*What is needed*
Reproduce every record below exactly as it appears.

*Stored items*
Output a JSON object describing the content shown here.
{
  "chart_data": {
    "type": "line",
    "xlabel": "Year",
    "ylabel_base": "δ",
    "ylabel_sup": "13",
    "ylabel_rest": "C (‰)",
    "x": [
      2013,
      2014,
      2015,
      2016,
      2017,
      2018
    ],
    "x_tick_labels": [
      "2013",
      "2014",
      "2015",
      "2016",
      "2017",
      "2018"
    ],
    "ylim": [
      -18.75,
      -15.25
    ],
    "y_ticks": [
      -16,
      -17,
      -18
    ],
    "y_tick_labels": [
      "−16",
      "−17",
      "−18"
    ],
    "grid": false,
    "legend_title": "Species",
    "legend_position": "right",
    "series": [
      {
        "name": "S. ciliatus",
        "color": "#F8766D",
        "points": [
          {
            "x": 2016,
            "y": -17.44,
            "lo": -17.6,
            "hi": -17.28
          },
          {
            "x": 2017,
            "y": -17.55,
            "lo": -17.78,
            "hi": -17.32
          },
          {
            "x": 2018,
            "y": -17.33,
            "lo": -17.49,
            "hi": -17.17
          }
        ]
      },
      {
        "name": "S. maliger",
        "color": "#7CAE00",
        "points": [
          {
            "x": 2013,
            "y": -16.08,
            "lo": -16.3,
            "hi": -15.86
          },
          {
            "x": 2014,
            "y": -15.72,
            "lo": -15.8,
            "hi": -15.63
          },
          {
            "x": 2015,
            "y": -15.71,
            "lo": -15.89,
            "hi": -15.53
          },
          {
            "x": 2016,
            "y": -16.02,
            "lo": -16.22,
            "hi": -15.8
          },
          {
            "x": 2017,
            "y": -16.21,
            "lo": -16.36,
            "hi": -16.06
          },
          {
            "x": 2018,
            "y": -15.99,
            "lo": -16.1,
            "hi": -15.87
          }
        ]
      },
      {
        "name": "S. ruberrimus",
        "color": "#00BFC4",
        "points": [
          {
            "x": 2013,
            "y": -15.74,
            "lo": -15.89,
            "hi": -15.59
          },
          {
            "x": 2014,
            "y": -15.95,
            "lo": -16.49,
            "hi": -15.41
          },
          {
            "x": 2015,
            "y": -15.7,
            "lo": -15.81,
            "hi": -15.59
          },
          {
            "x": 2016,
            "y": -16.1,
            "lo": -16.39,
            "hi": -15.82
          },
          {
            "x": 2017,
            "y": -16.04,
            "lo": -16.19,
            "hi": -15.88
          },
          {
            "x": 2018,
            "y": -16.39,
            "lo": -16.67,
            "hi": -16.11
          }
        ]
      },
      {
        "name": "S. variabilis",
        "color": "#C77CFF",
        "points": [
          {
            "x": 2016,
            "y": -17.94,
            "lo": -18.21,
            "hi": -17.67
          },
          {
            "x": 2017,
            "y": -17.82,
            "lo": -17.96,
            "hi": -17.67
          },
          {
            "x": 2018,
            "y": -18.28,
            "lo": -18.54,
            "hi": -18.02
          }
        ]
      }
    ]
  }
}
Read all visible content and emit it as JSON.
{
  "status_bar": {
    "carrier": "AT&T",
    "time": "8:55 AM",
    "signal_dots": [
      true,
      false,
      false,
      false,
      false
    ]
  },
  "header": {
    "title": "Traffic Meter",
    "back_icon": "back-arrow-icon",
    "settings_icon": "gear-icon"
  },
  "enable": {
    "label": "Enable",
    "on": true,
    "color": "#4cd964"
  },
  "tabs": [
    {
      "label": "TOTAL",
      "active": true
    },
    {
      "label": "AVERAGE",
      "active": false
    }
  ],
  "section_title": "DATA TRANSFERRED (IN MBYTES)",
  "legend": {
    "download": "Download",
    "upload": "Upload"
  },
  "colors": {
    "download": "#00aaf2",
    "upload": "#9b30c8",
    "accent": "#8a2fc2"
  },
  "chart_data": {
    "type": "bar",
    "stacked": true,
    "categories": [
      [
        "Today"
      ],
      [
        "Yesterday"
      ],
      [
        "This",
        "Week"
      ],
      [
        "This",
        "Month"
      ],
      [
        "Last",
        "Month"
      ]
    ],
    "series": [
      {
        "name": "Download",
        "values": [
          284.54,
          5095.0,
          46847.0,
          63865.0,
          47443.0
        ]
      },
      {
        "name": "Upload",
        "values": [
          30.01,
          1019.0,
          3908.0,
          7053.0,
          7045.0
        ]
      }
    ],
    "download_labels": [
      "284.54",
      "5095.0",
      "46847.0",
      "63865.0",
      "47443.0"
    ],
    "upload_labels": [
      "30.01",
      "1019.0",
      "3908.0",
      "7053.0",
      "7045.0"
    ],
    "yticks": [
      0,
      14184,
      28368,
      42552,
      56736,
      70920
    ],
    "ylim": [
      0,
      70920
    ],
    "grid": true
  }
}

*Response for this exercise*
Output a JSON object describing the content shown here.
{
  "chart_data": {
    "type": "line",
    "xlabel": "Year",
    "ylabel_base": "δ",
    "ylabel_sup": "13",
    "ylabel_rest": "C (‰)",
    "x": [
      2013,
      2014,
      2015,
      2016,
      2017,
      2018
    ],
    "x_tick_labels": [
      "2013",
      "2014",
      "2015",
      "2016",
      "2017",
      "2018"
    ],
    "ylim": [
      -18.75,
      -15.25
    ],
    "y_ticks": [
      -16,
      -17,
      -18
    ],
    "y_tick_labels": [
      "−16",
      "−17",
      "−18"
    ],
    "grid": false,
    "legend_title": "Species",
    "legend_position": "right",
    "series": [
      {
        "name": "S. ciliatus",
        "color": "#F8766D",
        "points": [
          {
            "x": 2016,
            "y": -17.44,
            "lo": -17.6,
            "hi": -17.28
          },
          {
            "x": 2017,
            "y": -17.55,
            "lo": -17.78,
            "hi": -17.32
          },
          {
            "x": 2018,
            "y": -17.33,
            "lo": -17.49,
            "hi": -17.17
          }
        ]
      },
      {
        "name": "S. maliger",
        "color": "#7CAE00",
        "points": [
          {
            "x": 2013,
            "y": -16.08,
            "lo": -16.3,
            "hi": -15.86
          },
          {
            "x": 2014,
            "y": -15.72,
            "lo": -15.8,
            "hi": -15.63
          },
          {
            "x": 2015,
            "y": -15.71,
            "lo": -15.89,
            "hi": -15.53
          },
          {
            "x": 2016,
            "y": -16.02,
            "lo": -16.22,
            "hi": -15.8
          },
          {
            "x": 2017,
            "y": -16.21,
            "lo": -16.36,
            "hi": -16.06
          },
          {
            "x": 2018,
            "y": -15.99,
            "lo": -16.1,
            "hi": -15.87
          }
        ]
      },
      {
        "name": "S. ruberrimus",
        "color": "#00BFC4",
        "points": [
          {
            "x": 2013,
            "y": -15.74,
            "lo": -15.89,
            "hi": -15.59
          },
          {
            "x": 2014,
            "y": -15.95,
            "lo": -16.49,
            "hi": -15.41
          },
          {
            "x": 2015,
            "y": -15.7,
            "lo": -15.81,
            "hi": -15.59
          },
          {
            "x": 2016,
            "y": -16.1,
            "lo": -16.39,
            "hi": -15.82
          },
          {
            "x": 2017,
            "y": -16.04,
            "lo": -16.19,
            "hi": -15.88
          },
          {
            "x": 2018,
            "y": -16.39,
            "lo": -16.67,
            "hi": -16.11
          }
        ]
      },
      {
        "name": "S. variabilis",
        "color": "#C77CFF",
        "points": [
          {
            "x": 2016,
            "y": -17.94,
            "lo": -18.21,
            "hi": -17.67
          },
          {
            "x": 2017,
            "y": -17.82,
            "lo": -17.96,
            "hi": -17.67
          },
          {
            "x": 2018,
            "y": -18.28,
            "lo": -18.54,
            "hi": -18.02
          }
        ]
      }
    ]
  }
}
Read all visible content and emit it as JSON.
{
  "status_bar": {
    "carrier": "AT&T",
    "time": "8:55 AM",
    "signal_dots": [
      true,
      false,
      false,
      false,
      false
    ]
  },
  "header": {
    "title": "Traffic Meter",
    "back_icon": "back-arrow-icon",
    "settings_icon": "gear-icon"
  },
  "enable": {
    "label": "Enable",
    "on": true,
    "color": "#4cd964"
  },
  "tabs": [
    {
      "label": "TOTAL",
      "active": true
    },
    {
      "label": "AVERAGE",
      "active": false
    }
  ],
  "section_title": "DATA TRANSFERRED (IN MBYTES)",
  "legend": {
    "download": "Download",
    "upload": "Upload"
  },
  "colors": {
    "download": "#00aaf2",
    "upload": "#9b30c8",
    "accent": "#8a2fc2"
  },
  "chart_data": {
    "type": "bar",
    "stacked": true,
    "categories": [
      [
        "Today"
      ],
      [
        "Yesterday"
      ],
      [
        "This",
        "Week"
      ],
      [
        "This",
        "Month"
      ],
      [
        "Last",
        "Month"
      ]
    ],
    "series": [
      {
        "name": "Download",
        "values": [
          284.54,
          5095.0,
          46847.0,
          63865.0,
          47443.0
        ]
      },
      {
        "name": "Upload",
        "values": [
          30.01,
          1019.0,
          3908.0,
          7053.0,
          7045.0
        ]
      }
    ],
    "download_labels": [
      "284.54",
      "5095.0",
      "46847.0",
      "63865.0",
      "47443.0"
    ],
    "upload_labels": [
      "30.01",
      "1019.0",
      "3908.0",
      "7053.0",
      "7045.0"
    ],
    "yticks": [
      0,
      14184,
      28368,
      42552,
      56736,
      70920
    ],
    "ylim": [
      0,
      70920
    ],
    "grid": true
  }
}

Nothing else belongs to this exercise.